'''

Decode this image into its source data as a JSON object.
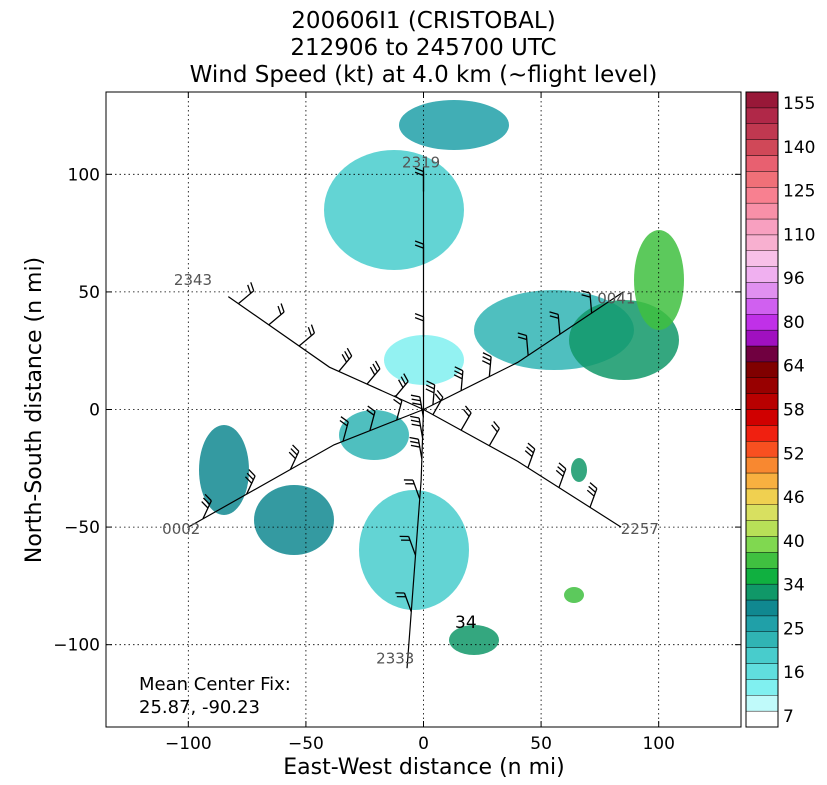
{
  "chart_data": {
    "type": "heatmap",
    "title_lines": [
      "200606I1 (CRISTOBAL)",
      "212906 to 245700 UTC",
      "Wind Speed (kt) at 4.0 km (~flight level)"
    ],
    "xlabel": "East-West distance (n mi)",
    "ylabel": "North-South distance (n mi)",
    "xlim": [
      -135,
      135
    ],
    "ylim": [
      -135,
      135
    ],
    "xticks": [
      -100,
      -50,
      0,
      50,
      100
    ],
    "yticks": [
      -100,
      -50,
      0,
      50,
      100
    ],
    "xtick_labels": [
      "−100",
      "−50",
      "0",
      "50",
      "100"
    ],
    "ytick_labels": [
      "−100",
      "−50",
      "0",
      "50",
      "100"
    ],
    "grid": true,
    "annotation_lines": [
      "Mean Center Fix:",
      "25.87, -90.23"
    ],
    "colorbar": {
      "labels": [
        "7",
        "16",
        "25",
        "34",
        "40",
        "46",
        "52",
        "58",
        "64",
        "80",
        "96",
        "110",
        "125",
        "140",
        "155"
      ],
      "colors": [
        "#ffffff",
        "#c0fafa",
        "#80f0f0",
        "#60dede",
        "#48cccc",
        "#30b4b4",
        "#20a0a8",
        "#108890",
        "#109868",
        "#10b040",
        "#40c040",
        "#80d850",
        "#b8e058",
        "#d8e060",
        "#f0d050",
        "#f8b040",
        "#f88830",
        "#f85020",
        "#f02010",
        "#d00000",
        "#b80000",
        "#980000",
        "#800000",
        "#700040",
        "#a010c0",
        "#c030e8",
        "#d060f0",
        "#e090f0",
        "#f0b0f0",
        "#f8c0e8",
        "#f8b0d0",
        "#f8a0c0",
        "#f890a8",
        "#f88090",
        "#f07078",
        "#e86070",
        "#d04858",
        "#c03850",
        "#b02848",
        "#981838"
      ]
    },
    "leg_labels": [
      {
        "text": "2343",
        "x": -98,
        "y": 53
      },
      {
        "text": "0002",
        "x": -103,
        "y": -53
      },
      {
        "text": "2257",
        "x": 92,
        "y": -53
      },
      {
        "text": "0041",
        "x": 82,
        "y": 45
      },
      {
        "text": "2319",
        "x": -1,
        "y": 103
      },
      {
        "text": "2333",
        "x": -12,
        "y": -108
      },
      {
        "text": "34",
        "x": 18,
        "y": -93
      }
    ],
    "flight_track": [
      [
        [
          -83,
          48
        ],
        [
          -40,
          18
        ],
        [
          0,
          0
        ],
        [
          40,
          -22
        ],
        [
          84,
          -50
        ]
      ],
      [
        [
          -100,
          -50
        ],
        [
          -38,
          -15
        ],
        [
          0,
          0
        ],
        [
          40,
          20
        ],
        [
          85,
          50
        ]
      ],
      [
        [
          0,
          103
        ],
        [
          0,
          0
        ],
        [
          -1,
          -30
        ],
        [
          -7,
          -110
        ]
      ]
    ]
  }
}
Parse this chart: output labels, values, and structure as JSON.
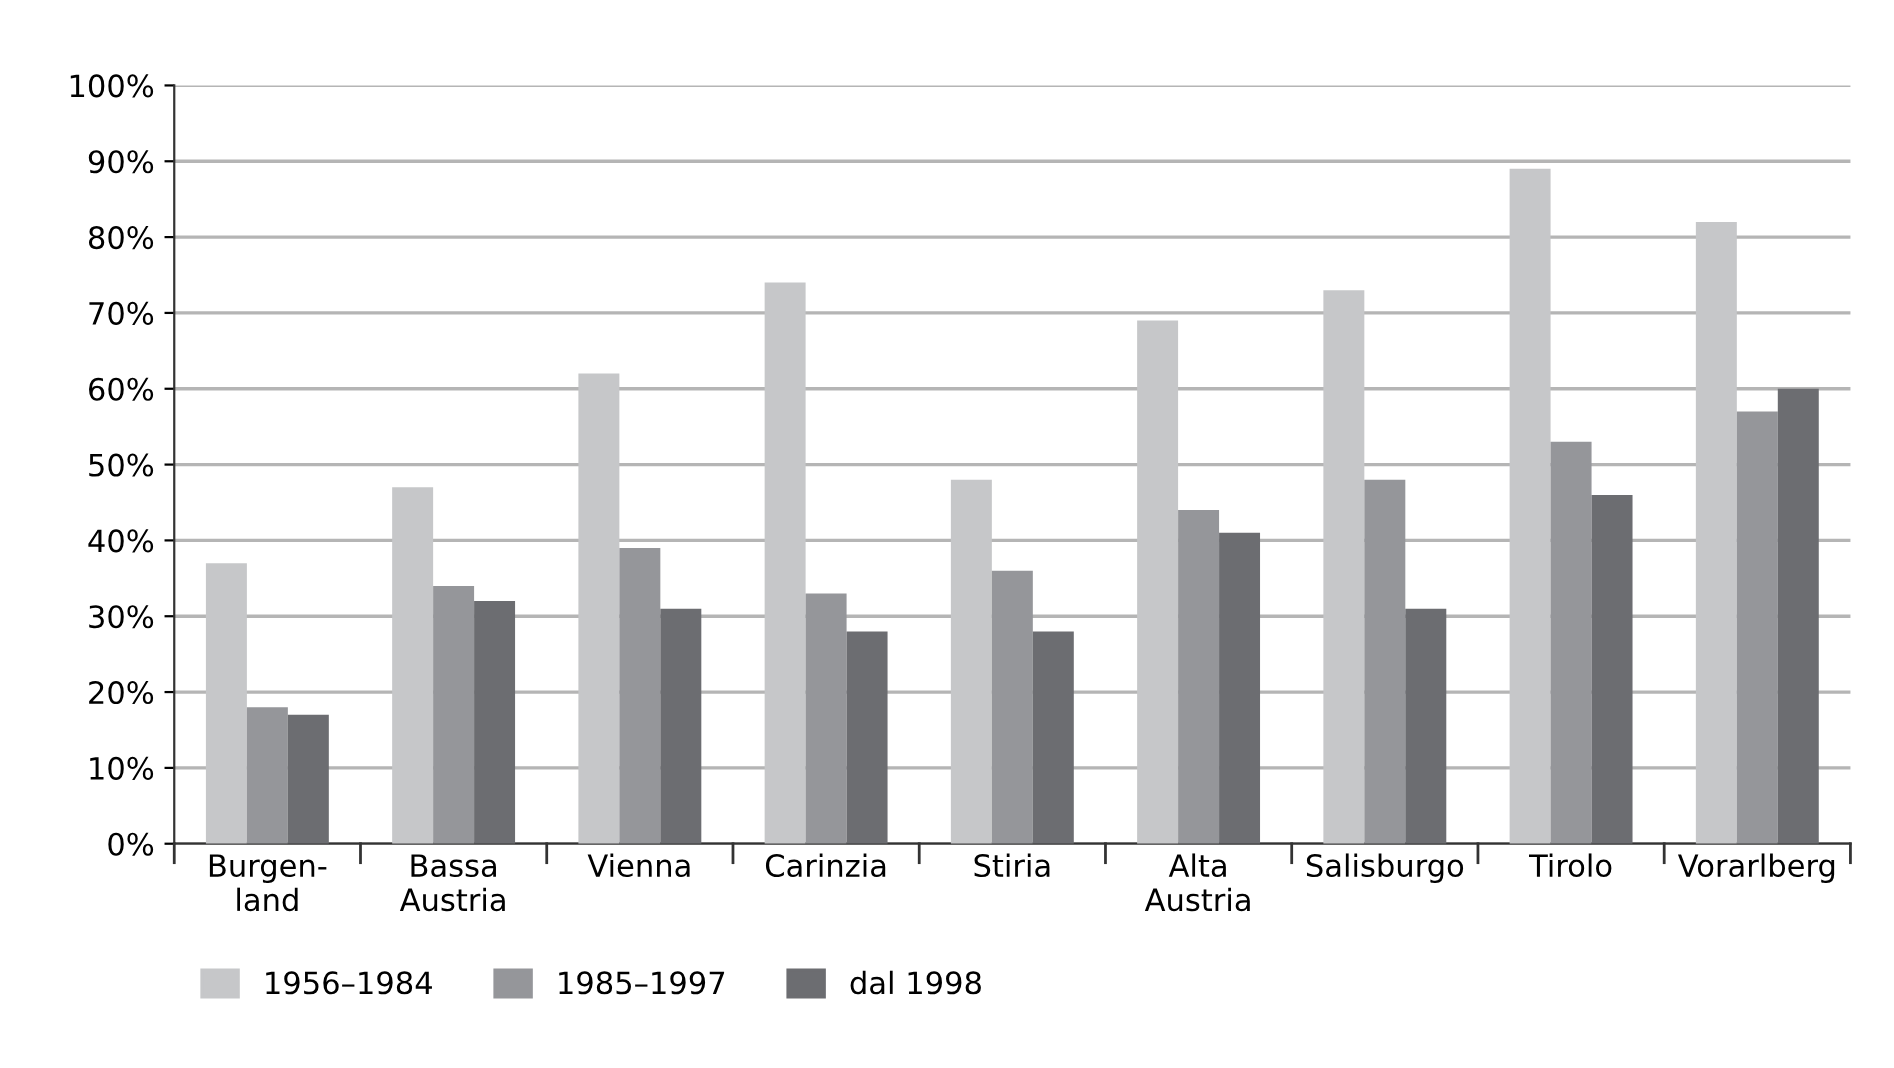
{
  "chart_data": {
    "type": "bar",
    "categories": [
      "Burgen-\nland",
      "Bassa\nAustria",
      "Vienna",
      "Carinzia",
      "Stiria",
      "Alta\nAustria",
      "Salisburgo",
      "Tirolo",
      "Vorarlberg"
    ],
    "series": [
      {
        "name": "1956–1984",
        "color": "#c6c7c9",
        "values": [
          37,
          47,
          62,
          74,
          48,
          69,
          73,
          89,
          82
        ]
      },
      {
        "name": "1985–1997",
        "color": "#95969a",
        "values": [
          18,
          34,
          39,
          33,
          36,
          44,
          48,
          53,
          57
        ]
      },
      {
        "name": "dal 1998",
        "color": "#6c6d71",
        "values": [
          17,
          32,
          31,
          28,
          28,
          41,
          31,
          46,
          60
        ]
      }
    ],
    "ylim": [
      0,
      100
    ],
    "yticks": [
      {
        "value": 0,
        "label": "0%"
      },
      {
        "value": 10,
        "label": "10%"
      },
      {
        "value": 20,
        "label": "20%"
      },
      {
        "value": 30,
        "label": "30%"
      },
      {
        "value": 40,
        "label": "40%"
      },
      {
        "value": 50,
        "label": "50%"
      },
      {
        "value": 60,
        "label": "60%"
      },
      {
        "value": 70,
        "label": "70%"
      },
      {
        "value": 80,
        "label": "80%"
      },
      {
        "value": 90,
        "label": "90%"
      },
      {
        "value": 100,
        "label": "100%"
      }
    ],
    "grid": "y",
    "legend": "bottom left"
  }
}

'''

TASK DIRECTIONS:
Copy every record above exactly, leaving out the pictures.

WRITTEN RESPONSE:
Decode this image into its source data as a JSON object.
{
  "chart_data": {
    "type": "heatmap",
    "title_lines": [
      "200606I1 (CRISTOBAL)",
      "212906 to 245700 UTC",
      "Wind Speed (kt) at 4.0 km (~flight level)"
    ],
    "xlabel": "East-West distance (n mi)",
    "ylabel": "North-South distance (n mi)",
    "xlim": [
      -135,
      135
    ],
    "ylim": [
      -135,
      135
    ],
    "xticks": [
      -100,
      -50,
      0,
      50,
      100
    ],
    "yticks": [
      -100,
      -50,
      0,
      50,
      100
    ],
    "xtick_labels": [
      "−100",
      "−50",
      "0",
      "50",
      "100"
    ],
    "ytick_labels": [
      "−100",
      "−50",
      "0",
      "50",
      "100"
    ],
    "grid": true,
    "annotation_lines": [
      "Mean Center Fix:",
      "25.87, -90.23"
    ],
    "colorbar": {
      "labels": [
        "7",
        "16",
        "25",
        "34",
        "40",
        "46",
        "52",
        "58",
        "64",
        "80",
        "96",
        "110",
        "125",
        "140",
        "155"
      ],
      "colors": [
        "#ffffff",
        "#c0fafa",
        "#80f0f0",
        "#60dede",
        "#48cccc",
        "#30b4b4",
        "#20a0a8",
        "#108890",
        "#109868",
        "#10b040",
        "#40c040",
        "#80d850",
        "#b8e058",
        "#d8e060",
        "#f0d050",
        "#f8b040",
        "#f88830",
        "#f85020",
        "#f02010",
        "#d00000",
        "#b80000",
        "#980000",
        "#800000",
        "#700040",
        "#a010c0",
        "#c030e8",
        "#d060f0",
        "#e090f0",
        "#f0b0f0",
        "#f8c0e8",
        "#f8b0d0",
        "#f8a0c0",
        "#f890a8",
        "#f88090",
        "#f07078",
        "#e86070",
        "#d04858",
        "#c03850",
        "#b02848",
        "#981838"
      ]
    },
    "leg_labels": [
      {
        "text": "2343",
        "x": -98,
        "y": 53
      },
      {
        "text": "0002",
        "x": -103,
        "y": -53
      },
      {
        "text": "2257",
        "x": 92,
        "y": -53
      },
      {
        "text": "0041",
        "x": 82,
        "y": 45
      },
      {
        "text": "2319",
        "x": -1,
        "y": 103
      },
      {
        "text": "2333",
        "x": -12,
        "y": -108
      },
      {
        "text": "34",
        "x": 18,
        "y": -93
      }
    ],
    "flight_track": [
      [
        [
          -83,
          48
        ],
        [
          -40,
          18
        ],
        [
          0,
          0
        ],
        [
          40,
          -22
        ],
        [
          84,
          -50
        ]
      ],
      [
        [
          -100,
          -50
        ],
        [
          -38,
          -15
        ],
        [
          0,
          0
        ],
        [
          40,
          20
        ],
        [
          85,
          50
        ]
      ],
      [
        [
          0,
          103
        ],
        [
          0,
          0
        ],
        [
          -1,
          -30
        ],
        [
          -7,
          -110
        ]
      ]
    ]
  }
}
Parse this chart: output labels, values, and structure as JSON.
{
  "chart_data": {
    "type": "bar",
    "categories": [
      "Burgen-\nland",
      "Bassa\nAustria",
      "Vienna",
      "Carinzia",
      "Stiria",
      "Alta\nAustria",
      "Salisburgo",
      "Tirolo",
      "Vorarlberg"
    ],
    "series": [
      {
        "name": "1956–1984",
        "color": "#c6c7c9",
        "values": [
          37,
          47,
          62,
          74,
          48,
          69,
          73,
          89,
          82
        ]
      },
      {
        "name": "1985–1997",
        "color": "#95969a",
        "values": [
          18,
          34,
          39,
          33,
          36,
          44,
          48,
          53,
          57
        ]
      },
      {
        "name": "dal 1998",
        "color": "#6c6d71",
        "values": [
          17,
          32,
          31,
          28,
          28,
          41,
          31,
          46,
          60
        ]
      }
    ],
    "ylim": [
      0,
      100
    ],
    "yticks": [
      {
        "value": 0,
        "label": "0%"
      },
      {
        "value": 10,
        "label": "10%"
      },
      {
        "value": 20,
        "label": "20%"
      },
      {
        "value": 30,
        "label": "30%"
      },
      {
        "value": 40,
        "label": "40%"
      },
      {
        "value": 50,
        "label": "50%"
      },
      {
        "value": 60,
        "label": "60%"
      },
      {
        "value": 70,
        "label": "70%"
      },
      {
        "value": 80,
        "label": "80%"
      },
      {
        "value": 90,
        "label": "90%"
      },
      {
        "value": 100,
        "label": "100%"
      }
    ],
    "grid": "y",
    "legend": "bottom left"
  }
}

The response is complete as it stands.